[Stored items from a collection]
--*--

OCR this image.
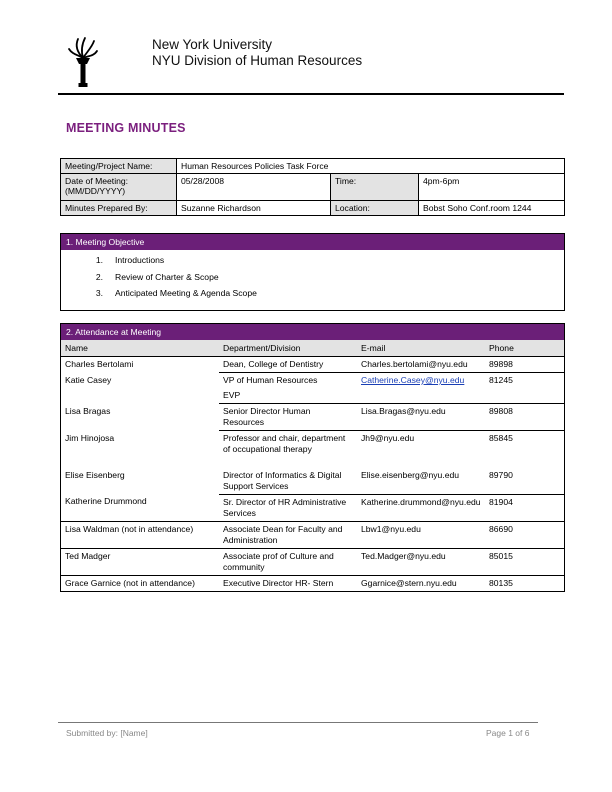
New York University
NYU Division of Human Resources
MEETING MINUTES
Meeting/Project Name:	Human Resources Policies Task Force		

Date of Meeting:
(MM/DD/YYYY)	05/28/2008	Time:	4pm-6pm
Minutes Prepared By:	Suzanne Richardson	Location:	Bobst Soho Conf.room 1244
1. Meeting Objective
1. Introductions
2. Review of Charter & Scope
3. Anticipated Meeting & Agenda Scope
2. Attendance at Meeting
Name	Department/Division	E-mail	Phone
Charles Bertolami	Dean, College of Dentistry	Charles.bertolami@nyu.edu	89898
Katie Casey	VP of Human Resources	Catherine.Casey@nyu.edu	81245
	EVP		
Lisa Bragas	Senior Director Human Resources	Lisa.Bragas@nyu.edu	89808
Jim Hinojosa	Professor and chair, department of occupational therapy	Jh9@nyu.edu	85845
Elise Eisenberg	Director of Informatics & Digital Support Services	Elise.eisenberg@nyu.edu	89790
Katherine Drummond	Sr. Director of HR Administrative Services	Katherine.drummond@nyu.edu	81904
Lisa Waldman (not in attendance)	Associate Dean for Faculty and Administration	Lbw1@nyu.edu	86690
Ted Madger	Associate prof of Culture and community	Ted.Madger@nyu.edu	85015
Grace Garnice (not in attendance)	Executive Director HR- Stern	Ggarnice@stern.nyu.edu	80135
Submitted by: [Name]	Page 1 of 6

--*--

Keep the pictures out of the copy and return the rest of the data above exactly.

*Full solution*
OCR this image.
New York University
NYU Division of Human Resources
MEETING MINUTES
Meeting/Project Name:	Human Resources Policies Task Force		

Date of Meeting:
(MM/DD/YYYY)	05/28/2008	Time:	4pm-6pm
Minutes Prepared By:	Suzanne Richardson	Location:	Bobst Soho Conf.room 1244
1. Meeting Objective
1. Introductions
2. Review of Charter & Scope
3. Anticipated Meeting & Agenda Scope
2. Attendance at Meeting
Name	Department/Division	E-mail	Phone
Charles Bertolami	Dean, College of Dentistry	Charles.bertolami@nyu.edu	89898
Katie Casey	VP of Human Resources	Catherine.Casey@nyu.edu	81245
	EVP		
Lisa Bragas	Senior Director Human Resources	Lisa.Bragas@nyu.edu	89808
Jim Hinojosa	Professor and chair, department of occupational therapy	Jh9@nyu.edu	85845
Elise Eisenberg	Director of Informatics & Digital Support Services	Elise.eisenberg@nyu.edu	89790
Katherine Drummond	Sr. Director of HR Administrative Services	Katherine.drummond@nyu.edu	81904
Lisa Waldman (not in attendance)	Associate Dean for Faculty and Administration	Lbw1@nyu.edu	86690
Ted Madger	Associate prof of Culture and community	Ted.Madger@nyu.edu	85015
Grace Garnice (not in attendance)	Executive Director HR- Stern	Ggarnice@stern.nyu.edu	80135
Submitted by: [Name]	Page 1 of 6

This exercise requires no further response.